INPUT =>

* * * * * * *

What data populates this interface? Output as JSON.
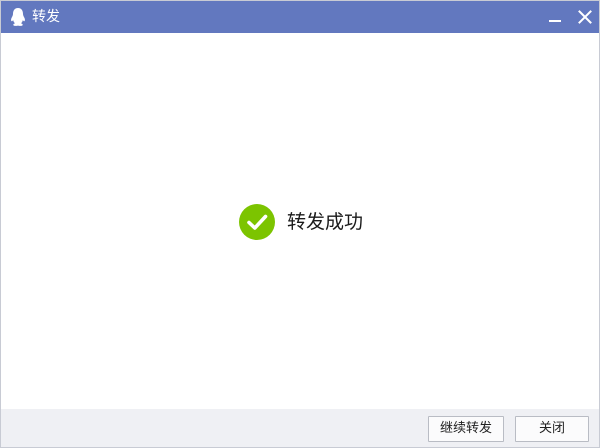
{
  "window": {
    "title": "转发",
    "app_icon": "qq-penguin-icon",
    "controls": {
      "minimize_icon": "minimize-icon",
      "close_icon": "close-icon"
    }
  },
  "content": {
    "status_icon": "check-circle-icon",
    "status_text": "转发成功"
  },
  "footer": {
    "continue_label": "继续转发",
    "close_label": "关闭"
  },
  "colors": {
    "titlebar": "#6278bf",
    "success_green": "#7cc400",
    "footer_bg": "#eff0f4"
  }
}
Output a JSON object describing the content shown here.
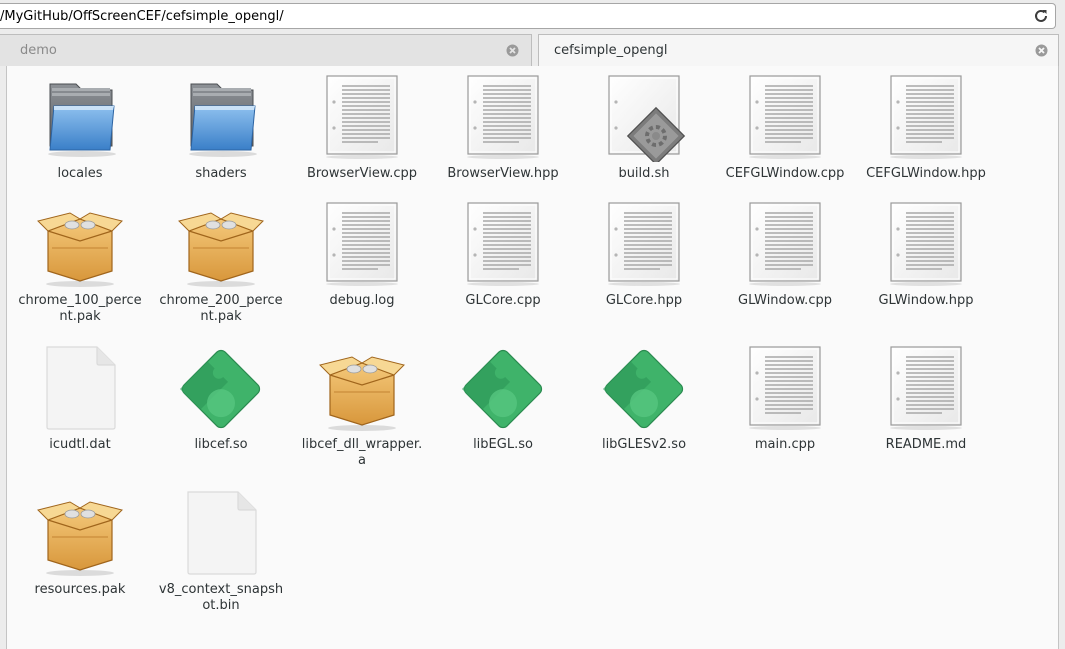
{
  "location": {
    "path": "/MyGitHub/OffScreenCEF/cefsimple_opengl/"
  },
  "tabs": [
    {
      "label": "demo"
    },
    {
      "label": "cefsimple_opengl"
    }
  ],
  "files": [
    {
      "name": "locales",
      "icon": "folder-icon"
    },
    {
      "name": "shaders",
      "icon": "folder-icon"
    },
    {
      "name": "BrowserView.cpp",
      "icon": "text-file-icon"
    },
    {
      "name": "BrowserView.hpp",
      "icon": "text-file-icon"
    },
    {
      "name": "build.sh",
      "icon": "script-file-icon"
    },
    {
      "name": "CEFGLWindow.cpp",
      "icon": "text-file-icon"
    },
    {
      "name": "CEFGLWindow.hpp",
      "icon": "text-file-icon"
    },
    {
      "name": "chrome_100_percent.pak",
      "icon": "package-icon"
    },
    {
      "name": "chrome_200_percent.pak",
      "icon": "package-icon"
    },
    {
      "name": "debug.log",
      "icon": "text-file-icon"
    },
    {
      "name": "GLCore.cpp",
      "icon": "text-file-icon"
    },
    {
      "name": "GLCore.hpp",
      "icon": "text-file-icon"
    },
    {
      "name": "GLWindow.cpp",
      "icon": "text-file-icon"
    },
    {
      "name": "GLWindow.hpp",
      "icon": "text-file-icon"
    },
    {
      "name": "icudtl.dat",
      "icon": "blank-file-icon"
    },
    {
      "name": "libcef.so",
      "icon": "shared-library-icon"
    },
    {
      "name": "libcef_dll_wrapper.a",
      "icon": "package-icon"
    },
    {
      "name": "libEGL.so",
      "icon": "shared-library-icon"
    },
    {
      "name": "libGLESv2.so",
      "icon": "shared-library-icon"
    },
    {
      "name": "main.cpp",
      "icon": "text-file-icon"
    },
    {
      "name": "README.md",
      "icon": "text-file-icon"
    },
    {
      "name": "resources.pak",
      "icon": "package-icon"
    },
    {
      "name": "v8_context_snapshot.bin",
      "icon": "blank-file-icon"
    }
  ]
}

* * * * * * *

WHAT IS NEEDED =>
Transcribe the records above verbatim. Do not carry over any picture.

FINISHED EXERCISE =>
What data populates this interface? Output as JSON.
{
  "window": {
    "title": "转发",
    "app_icon": "qq-penguin-icon",
    "controls": {
      "minimize_icon": "minimize-icon",
      "close_icon": "close-icon"
    }
  },
  "content": {
    "status_icon": "check-circle-icon",
    "status_text": "转发成功"
  },
  "footer": {
    "continue_label": "继续转发",
    "close_label": "关闭"
  },
  "colors": {
    "titlebar": "#6278bf",
    "success_green": "#7cc400",
    "footer_bg": "#eff0f4"
  }
}
Output a JSON object describing the content shown here.
{
  "location": {
    "path": "/MyGitHub/OffScreenCEF/cefsimple_opengl/"
  },
  "tabs": [
    {
      "label": "demo"
    },
    {
      "label": "cefsimple_opengl"
    }
  ],
  "files": [
    {
      "name": "locales",
      "icon": "folder-icon"
    },
    {
      "name": "shaders",
      "icon": "folder-icon"
    },
    {
      "name": "BrowserView.cpp",
      "icon": "text-file-icon"
    },
    {
      "name": "BrowserView.hpp",
      "icon": "text-file-icon"
    },
    {
      "name": "build.sh",
      "icon": "script-file-icon"
    },
    {
      "name": "CEFGLWindow.cpp",
      "icon": "text-file-icon"
    },
    {
      "name": "CEFGLWindow.hpp",
      "icon": "text-file-icon"
    },
    {
      "name": "chrome_100_percent.pak",
      "icon": "package-icon"
    },
    {
      "name": "chrome_200_percent.pak",
      "icon": "package-icon"
    },
    {
      "name": "debug.log",
      "icon": "text-file-icon"
    },
    {
      "name": "GLCore.cpp",
      "icon": "text-file-icon"
    },
    {
      "name": "GLCore.hpp",
      "icon": "text-file-icon"
    },
    {
      "name": "GLWindow.cpp",
      "icon": "text-file-icon"
    },
    {
      "name": "GLWindow.hpp",
      "icon": "text-file-icon"
    },
    {
      "name": "icudtl.dat",
      "icon": "blank-file-icon"
    },
    {
      "name": "libcef.so",
      "icon": "shared-library-icon"
    },
    {
      "name": "libcef_dll_wrapper.a",
      "icon": "package-icon"
    },
    {
      "name": "libEGL.so",
      "icon": "shared-library-icon"
    },
    {
      "name": "libGLESv2.so",
      "icon": "shared-library-icon"
    },
    {
      "name": "main.cpp",
      "icon": "text-file-icon"
    },
    {
      "name": "README.md",
      "icon": "text-file-icon"
    },
    {
      "name": "resources.pak",
      "icon": "package-icon"
    },
    {
      "name": "v8_context_snapshot.bin",
      "icon": "blank-file-icon"
    }
  ]
}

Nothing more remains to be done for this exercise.